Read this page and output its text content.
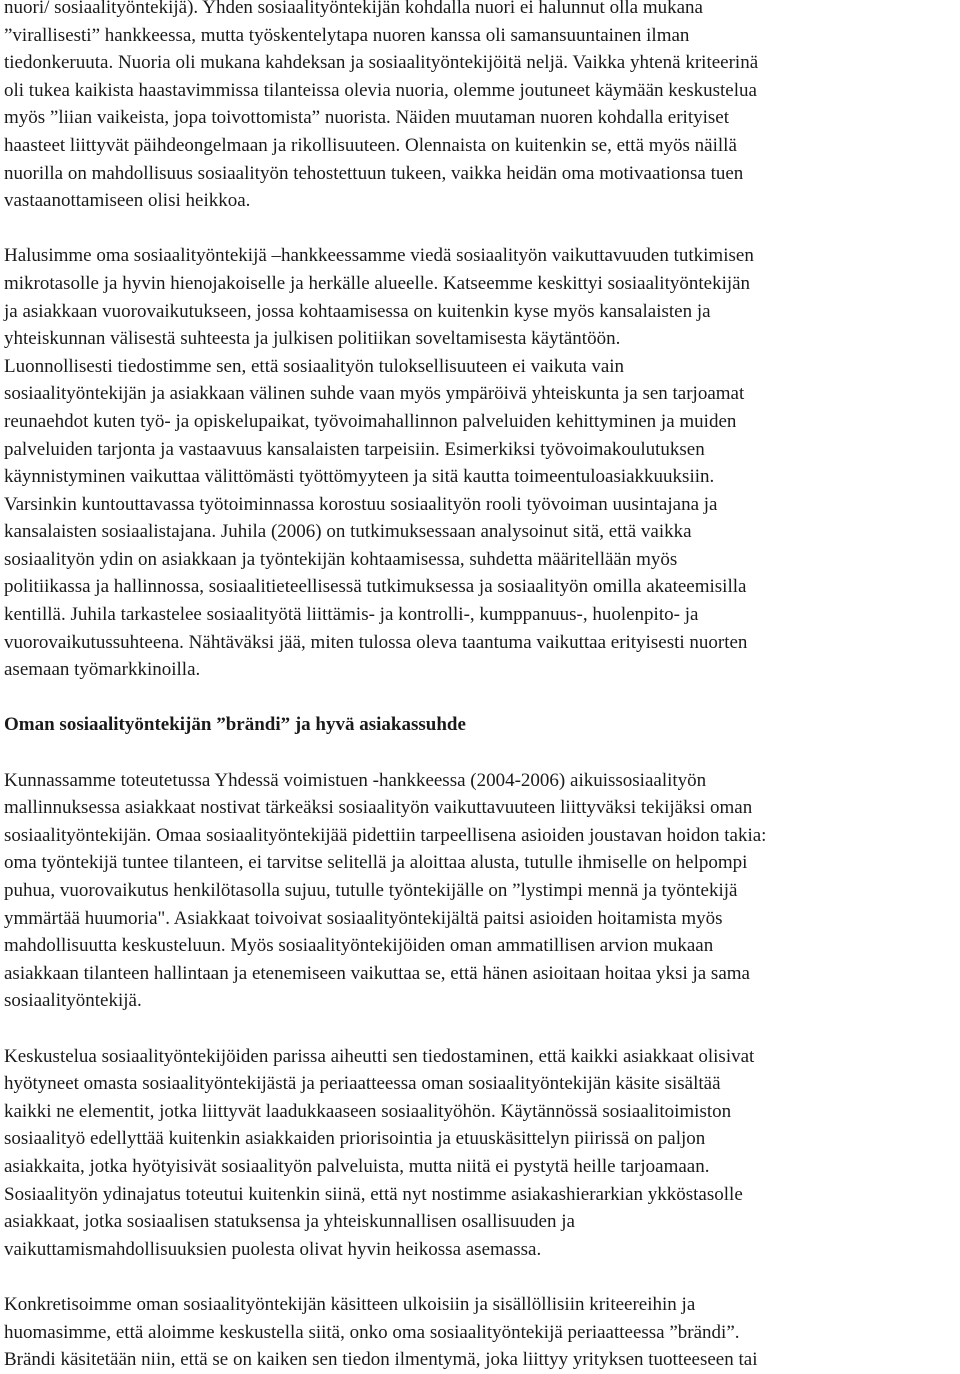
nuori/ sosiaalityöntekijä). Yhden sosiaalityöntekijän kohdalla nuori ei halunnut olla mukana
”virallisesti” hankkeessa, mutta työskentelytapa nuoren kanssa oli samansuuntainen ilman
tiedonkeruuta. Nuoria oli mukana kahdeksan ja sosiaalityöntekijöitä neljä. Vaikka yhtenä kriteerinä
oli tukea kaikista haastavimmissa tilanteissa olevia nuoria, olemme joutuneet käymään keskustelua
myös ”liian vaikeista, jopa toivottomista” nuorista. Näiden muutaman nuoren kohdalla erityiset
haasteet liittyvät päihdeongelmaan ja rikollisuuteen. Olennaista on kuitenkin se, että myös näillä
nuorilla on mahdollisuus sosiaalityön tehostettuun tukeen, vaikka heidän oma motivaationsa tuen
vastaanottamiseen olisi heikkoa.

Halusimme oma sosiaalityöntekijä –hankkeessamme viedä sosiaalityön vaikuttavuuden tutkimisen
mikrotasolle ja hyvin hienojakoiselle ja herkälle alueelle. Katseemme keskittyi sosiaalityöntekijän
ja asiakkaan vuorovaikutukseen, jossa kohtaamisessa on kuitenkin kyse myös kansalaisten ja
yhteiskunnan välisestä suhteesta ja julkisen politiikan soveltamisesta käytäntöön.
Luonnollisesti tiedostimme sen, että sosiaalityön tuloksellisuuteen ei vaikuta vain
sosiaalityöntekijän ja asiakkaan välinen suhde vaan myös ympäröivä yhteiskunta ja sen tarjoamat
reunaehdot kuten työ- ja opiskelupaikat, työvoimahallinnon palveluiden kehittyminen ja muiden
palveluiden tarjonta ja vastaavuus kansalaisten tarpeisiin. Esimerkiksi työvoimakoulutuksen
käynnistyminen vaikuttaa välittömästi työttömyyteen ja sitä kautta toimeentuloasiakkuuksiin.
Varsinkin kuntouttavassa työtoiminnassa korostuu sosiaalityön rooli työvoiman uusintajana ja
kansalaisten sosiaalistajana. Juhila (2006) on tutkimuksessaan analysoinut sitä, että vaikka
sosiaalityön ydin on asiakkaan ja työntekijän kohtaamisessa, suhdetta määritellään myös
politiikassa ja hallinnossa, sosiaalitieteellisessä tutkimuksessa ja sosiaalityön omilla akateemisilla
kentillä. Juhila tarkastelee sosiaalityötä liittämis- ja kontrolli-, kumppanuus-, huolenpito- ja
vuorovaikutussuhteena. Nähtäväksi jää, miten tulossa oleva taantuma vaikuttaa erityisesti nuorten
asemaan työmarkkinoilla.

Oman sosiaalityöntekijän ”brändi” ja hyvä asiakassuhde

Kunnassamme toteutetussa Yhdessä voimistuen -hankkeessa (2004-2006) aikuissosiaalityön
mallinnuksessa asiakkaat nostivat tärkeäksi sosiaalityön vaikuttavuuteen liittyväksi tekijäksi oman
sosiaalityöntekijän. Omaa sosiaalityöntekijää pidettiin tarpeellisena asioiden joustavan hoidon takia:
oma työntekijä tuntee tilanteen, ei tarvitse selitellä ja aloittaa alusta, tutulle ihmiselle on helpompi
puhua, vuorovaikutus henkilötasolla sujuu, tutulle työntekijälle on ”lystimpi mennä ja työntekijä
ymmärtää huumoria". Asiakkaat toivoivat sosiaalityöntekijältä paitsi asioiden hoitamista myös
mahdollisuutta keskusteluun. Myös sosiaalityöntekijöiden oman ammatillisen arvion mukaan
asiakkaan tilanteen hallintaan ja etenemiseen vaikuttaa se, että hänen asioitaan hoitaa yksi ja sama
sosiaalityöntekijä.

Keskustelua sosiaalityöntekijöiden parissa aiheutti sen tiedostaminen, että kaikki asiakkaat olisivat
hyötyneet omasta sosiaalityöntekijästä ja periaatteessa oman sosiaalityöntekijän käsite sisältää
kaikki ne elementit, jotka liittyvät laadukkaaseen sosiaalityöhön. Käytännössä sosiaalitoimiston
sosiaalityö edellyttää kuitenkin asiakkaiden priorisointia ja etuuskäsittelyn piirissä on paljon
asiakkaita, jotka hyötyisivät sosiaalityön palveluista, mutta niitä ei pystytä heille tarjoamaan.
Sosiaalityön ydinajatus toteutui kuitenkin siinä, että nyt nostimme asiakashierarkian ykköstasolle
asiakkaat, jotka sosiaalisen statuksensa ja yhteiskunnallisen osallisuuden ja
vaikuttamismahdollisuuksien puolesta olivat hyvin heikossa asemassa.

Konkretisoimme oman sosiaalityöntekijän käsitteen ulkoisiin ja sisällöllisiin kriteereihin ja
huomasimme, että aloimme keskustella siitä, onko oma sosiaalityöntekijä periaatteessa ”brändi”.
Brändi käsitetään niin, että se on kaiken sen tiedon ilmentymä, joka liittyy yrityksen tuotteeseen tai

************

What the task requires:
Go through the entries and copy every line with "tutulle".

Response to the exercise:
oma työntekijä tuntee tilanteen, ei tarvitse selitellä ja aloittaa alusta, tutulle ihmiselle on helpompi
puhua, vuorovaikutus henkilötasolla sujuu, tutulle työntekijälle on ”lystimpi mennä ja työntekijä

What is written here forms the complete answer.